GIVEN TASK.
Set down the data below without change, skipping the pictures it holds.

━━━━

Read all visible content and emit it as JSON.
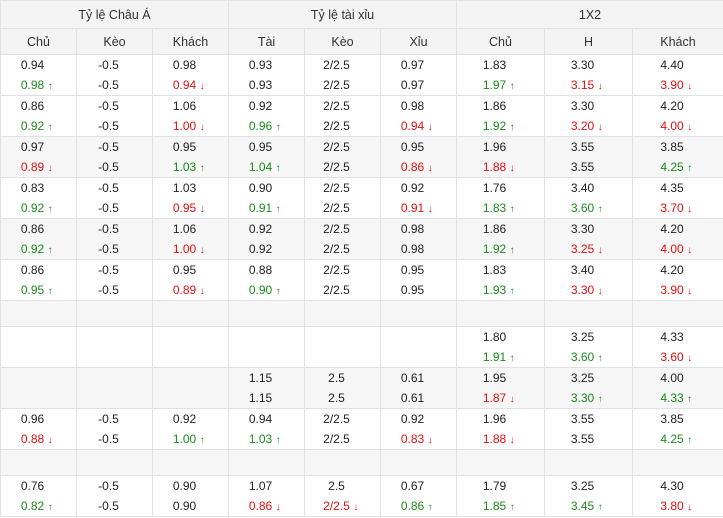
{
  "header": {
    "groups": [
      "Tỷ lệ Châu Á",
      "Tỷ lệ tài xỉu",
      "1X2"
    ],
    "columns": [
      "Chủ",
      "Kèo",
      "Khách",
      "Tài",
      "Kèo",
      "Xỉu",
      "Chủ",
      "H",
      "Khách"
    ]
  },
  "colors": {
    "up": "#1a8a1a",
    "down": "#e01010",
    "header_bg": "#f3f3f3",
    "shade_bg": "#f6f6f6"
  },
  "icons": {
    "up": "arrow-up-icon",
    "down": "arrow-down-icon"
  },
  "rows": [
    {
      "shade": false,
      "cells": [
        [
          "0.94",
          "0.98",
          "u"
        ],
        [
          "-0.5",
          "-0.5",
          ""
        ],
        [
          "0.98",
          "0.94",
          "d"
        ],
        [
          "0.93",
          "0.93",
          ""
        ],
        [
          "2/2.5",
          "2/2.5",
          ""
        ],
        [
          "0.97",
          "0.97",
          ""
        ],
        [
          "1.83",
          "1.97",
          "u"
        ],
        [
          "3.30",
          "3.15",
          "d"
        ],
        [
          "4.40",
          "3.90",
          "d"
        ]
      ]
    },
    {
      "shade": false,
      "cells": [
        [
          "0.86",
          "0.92",
          "u"
        ],
        [
          "-0.5",
          "-0.5",
          ""
        ],
        [
          "1.06",
          "1.00",
          "d"
        ],
        [
          "0.92",
          "0.96",
          "u"
        ],
        [
          "2/2.5",
          "2/2.5",
          ""
        ],
        [
          "0.98",
          "0.94",
          "d"
        ],
        [
          "1.86",
          "1.92",
          "u"
        ],
        [
          "3.30",
          "3.20",
          "d"
        ],
        [
          "4.20",
          "4.00",
          "d"
        ]
      ]
    },
    {
      "shade": true,
      "cells": [
        [
          "0.97",
          "0.89",
          "d"
        ],
        [
          "-0.5",
          "-0.5",
          ""
        ],
        [
          "0.95",
          "1.03",
          "u"
        ],
        [
          "0.95",
          "1.04",
          "u"
        ],
        [
          "2/2.5",
          "2/2.5",
          ""
        ],
        [
          "0.95",
          "0.86",
          "d"
        ],
        [
          "1.96",
          "1.88",
          "d"
        ],
        [
          "3.55",
          "3.55",
          ""
        ],
        [
          "3.85",
          "4.25",
          "u"
        ]
      ]
    },
    {
      "shade": false,
      "cells": [
        [
          "0.83",
          "0.92",
          "u"
        ],
        [
          "-0.5",
          "-0.5",
          ""
        ],
        [
          "1.03",
          "0.95",
          "d"
        ],
        [
          "0.90",
          "0.91",
          "u"
        ],
        [
          "2/2.5",
          "2/2.5",
          ""
        ],
        [
          "0.92",
          "0.91",
          "d"
        ],
        [
          "1.76",
          "1.83",
          "u"
        ],
        [
          "3.40",
          "3.60",
          "u"
        ],
        [
          "4.35",
          "3.70",
          "d"
        ]
      ]
    },
    {
      "shade": true,
      "cells": [
        [
          "0.86",
          "0.92",
          "u"
        ],
        [
          "-0.5",
          "-0.5",
          ""
        ],
        [
          "1.06",
          "1.00",
          "d"
        ],
        [
          "0.92",
          "0.92",
          ""
        ],
        [
          "2/2.5",
          "2/2.5",
          ""
        ],
        [
          "0.98",
          "0.98",
          ""
        ],
        [
          "1.86",
          "1.92",
          "u"
        ],
        [
          "3.30",
          "3.25",
          "d"
        ],
        [
          "4.20",
          "4.00",
          "d"
        ]
      ]
    },
    {
      "shade": false,
      "cells": [
        [
          "0.86",
          "0.95",
          "u"
        ],
        [
          "-0.5",
          "-0.5",
          ""
        ],
        [
          "0.95",
          "0.89",
          "d"
        ],
        [
          "0.88",
          "0.90",
          "u"
        ],
        [
          "2/2.5",
          "2/2.5",
          ""
        ],
        [
          "0.95",
          "0.95",
          ""
        ],
        [
          "1.83",
          "1.93",
          "u"
        ],
        [
          "3.40",
          "3.30",
          "d"
        ],
        [
          "4.20",
          "3.90",
          "d"
        ]
      ]
    },
    {
      "spacer": true,
      "shade": true
    },
    {
      "shade": false,
      "cells": [
        [
          "",
          ""
        ],
        [
          "",
          ""
        ],
        [
          "",
          ""
        ],
        [
          "",
          ""
        ],
        [
          "",
          ""
        ],
        [
          "",
          ""
        ],
        [
          "1.80",
          "1.91",
          "u"
        ],
        [
          "3.25",
          "3.60",
          "u"
        ],
        [
          "4.33",
          "3.60",
          "d"
        ]
      ]
    },
    {
      "shade": true,
      "cells": [
        [
          "",
          ""
        ],
        [
          "",
          ""
        ],
        [
          "",
          ""
        ],
        [
          "1.15",
          "1.15",
          ""
        ],
        [
          "2.5",
          "2.5",
          ""
        ],
        [
          "0.61",
          "0.61",
          ""
        ],
        [
          "1.95",
          "1.87",
          "d"
        ],
        [
          "3.25",
          "3.30",
          "u"
        ],
        [
          "4.00",
          "4.33",
          "u"
        ]
      ]
    },
    {
      "shade": false,
      "cells": [
        [
          "0.96",
          "0.88",
          "d"
        ],
        [
          "-0.5",
          "-0.5",
          ""
        ],
        [
          "0.92",
          "1.00",
          "u"
        ],
        [
          "0.94",
          "1.03",
          "u"
        ],
        [
          "2/2.5",
          "2/2.5",
          ""
        ],
        [
          "0.92",
          "0.83",
          "d"
        ],
        [
          "1.96",
          "1.88",
          "d"
        ],
        [
          "3.55",
          "3.55",
          ""
        ],
        [
          "3.85",
          "4.25",
          "u"
        ]
      ]
    },
    {
      "spacer": true,
      "shade": true
    },
    {
      "shade": false,
      "cells": [
        [
          "0.76",
          "0.82",
          "u"
        ],
        [
          "-0.5",
          "-0.5",
          ""
        ],
        [
          "0.90",
          "0.90",
          ""
        ],
        [
          "1.07",
          "0.86",
          "d"
        ],
        [
          "2.5",
          "2/2.5",
          "d"
        ],
        [
          "0.67",
          "0.86",
          "u"
        ],
        [
          "1.79",
          "1.85",
          "u"
        ],
        [
          "3.25",
          "3.45",
          "u"
        ],
        [
          "4.30",
          "3.80",
          "d"
        ]
      ]
    }
  ]
}
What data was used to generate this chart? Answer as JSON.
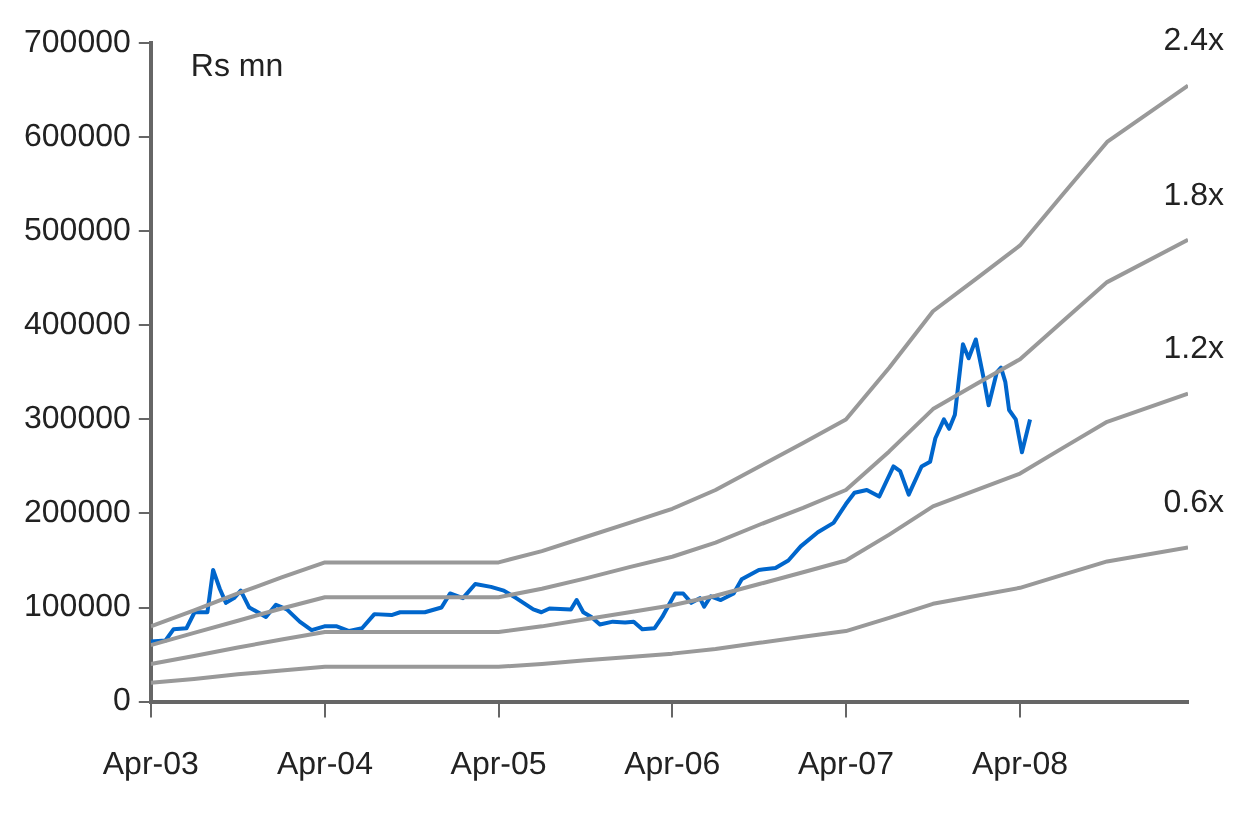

━━━━

EXERCISE ANSWER.
Read all visible content and emit it as JSON.
{
  "header": {
    "groups": [
      "Tỷ lệ Châu Á",
      "Tỷ lệ tài xỉu",
      "1X2"
    ],
    "columns": [
      "Chủ",
      "Kèo",
      "Khách",
      "Tài",
      "Kèo",
      "Xỉu",
      "Chủ",
      "H",
      "Khách"
    ]
  },
  "colors": {
    "up": "#1a8a1a",
    "down": "#e01010",
    "header_bg": "#f3f3f3",
    "shade_bg": "#f6f6f6"
  },
  "icons": {
    "up": "arrow-up-icon",
    "down": "arrow-down-icon"
  },
  "rows": [
    {
      "shade": false,
      "cells": [
        [
          "0.94",
          "0.98",
          "u"
        ],
        [
          "-0.5",
          "-0.5",
          ""
        ],
        [
          "0.98",
          "0.94",
          "d"
        ],
        [
          "0.93",
          "0.93",
          ""
        ],
        [
          "2/2.5",
          "2/2.5",
          ""
        ],
        [
          "0.97",
          "0.97",
          ""
        ],
        [
          "1.83",
          "1.97",
          "u"
        ],
        [
          "3.30",
          "3.15",
          "d"
        ],
        [
          "4.40",
          "3.90",
          "d"
        ]
      ]
    },
    {
      "shade": false,
      "cells": [
        [
          "0.86",
          "0.92",
          "u"
        ],
        [
          "-0.5",
          "-0.5",
          ""
        ],
        [
          "1.06",
          "1.00",
          "d"
        ],
        [
          "0.92",
          "0.96",
          "u"
        ],
        [
          "2/2.5",
          "2/2.5",
          ""
        ],
        [
          "0.98",
          "0.94",
          "d"
        ],
        [
          "1.86",
          "1.92",
          "u"
        ],
        [
          "3.30",
          "3.20",
          "d"
        ],
        [
          "4.20",
          "4.00",
          "d"
        ]
      ]
    },
    {
      "shade": true,
      "cells": [
        [
          "0.97",
          "0.89",
          "d"
        ],
        [
          "-0.5",
          "-0.5",
          ""
        ],
        [
          "0.95",
          "1.03",
          "u"
        ],
        [
          "0.95",
          "1.04",
          "u"
        ],
        [
          "2/2.5",
          "2/2.5",
          ""
        ],
        [
          "0.95",
          "0.86",
          "d"
        ],
        [
          "1.96",
          "1.88",
          "d"
        ],
        [
          "3.55",
          "3.55",
          ""
        ],
        [
          "3.85",
          "4.25",
          "u"
        ]
      ]
    },
    {
      "shade": false,
      "cells": [
        [
          "0.83",
          "0.92",
          "u"
        ],
        [
          "-0.5",
          "-0.5",
          ""
        ],
        [
          "1.03",
          "0.95",
          "d"
        ],
        [
          "0.90",
          "0.91",
          "u"
        ],
        [
          "2/2.5",
          "2/2.5",
          ""
        ],
        [
          "0.92",
          "0.91",
          "d"
        ],
        [
          "1.76",
          "1.83",
          "u"
        ],
        [
          "3.40",
          "3.60",
          "u"
        ],
        [
          "4.35",
          "3.70",
          "d"
        ]
      ]
    },
    {
      "shade": true,
      "cells": [
        [
          "0.86",
          "0.92",
          "u"
        ],
        [
          "-0.5",
          "-0.5",
          ""
        ],
        [
          "1.06",
          "1.00",
          "d"
        ],
        [
          "0.92",
          "0.92",
          ""
        ],
        [
          "2/2.5",
          "2/2.5",
          ""
        ],
        [
          "0.98",
          "0.98",
          ""
        ],
        [
          "1.86",
          "1.92",
          "u"
        ],
        [
          "3.30",
          "3.25",
          "d"
        ],
        [
          "4.20",
          "4.00",
          "d"
        ]
      ]
    },
    {
      "shade": false,
      "cells": [
        [
          "0.86",
          "0.95",
          "u"
        ],
        [
          "-0.5",
          "-0.5",
          ""
        ],
        [
          "0.95",
          "0.89",
          "d"
        ],
        [
          "0.88",
          "0.90",
          "u"
        ],
        [
          "2/2.5",
          "2/2.5",
          ""
        ],
        [
          "0.95",
          "0.95",
          ""
        ],
        [
          "1.83",
          "1.93",
          "u"
        ],
        [
          "3.40",
          "3.30",
          "d"
        ],
        [
          "4.20",
          "3.90",
          "d"
        ]
      ]
    },
    {
      "spacer": true,
      "shade": true
    },
    {
      "shade": false,
      "cells": [
        [
          "",
          ""
        ],
        [
          "",
          ""
        ],
        [
          "",
          ""
        ],
        [
          "",
          ""
        ],
        [
          "",
          ""
        ],
        [
          "",
          ""
        ],
        [
          "1.80",
          "1.91",
          "u"
        ],
        [
          "3.25",
          "3.60",
          "u"
        ],
        [
          "4.33",
          "3.60",
          "d"
        ]
      ]
    },
    {
      "shade": true,
      "cells": [
        [
          "",
          ""
        ],
        [
          "",
          ""
        ],
        [
          "",
          ""
        ],
        [
          "1.15",
          "1.15",
          ""
        ],
        [
          "2.5",
          "2.5",
          ""
        ],
        [
          "0.61",
          "0.61",
          ""
        ],
        [
          "1.95",
          "1.87",
          "d"
        ],
        [
          "3.25",
          "3.30",
          "u"
        ],
        [
          "4.00",
          "4.33",
          "u"
        ]
      ]
    },
    {
      "shade": false,
      "cells": [
        [
          "0.96",
          "0.88",
          "d"
        ],
        [
          "-0.5",
          "-0.5",
          ""
        ],
        [
          "0.92",
          "1.00",
          "u"
        ],
        [
          "0.94",
          "1.03",
          "u"
        ],
        [
          "2/2.5",
          "2/2.5",
          ""
        ],
        [
          "0.92",
          "0.83",
          "d"
        ],
        [
          "1.96",
          "1.88",
          "d"
        ],
        [
          "3.55",
          "3.55",
          ""
        ],
        [
          "3.85",
          "4.25",
          "u"
        ]
      ]
    },
    {
      "spacer": true,
      "shade": true
    },
    {
      "shade": false,
      "cells": [
        [
          "0.76",
          "0.82",
          "u"
        ],
        [
          "-0.5",
          "-0.5",
          ""
        ],
        [
          "0.90",
          "0.90",
          ""
        ],
        [
          "1.07",
          "0.86",
          "d"
        ],
        [
          "2.5",
          "2/2.5",
          "d"
        ],
        [
          "0.67",
          "0.86",
          "u"
        ],
        [
          "1.79",
          "1.85",
          "u"
        ],
        [
          "3.25",
          "3.45",
          "u"
        ],
        [
          "4.30",
          "3.80",
          "d"
        ]
      ]
    }
  ]
}
What data was used to generate this chart? Answer as JSON.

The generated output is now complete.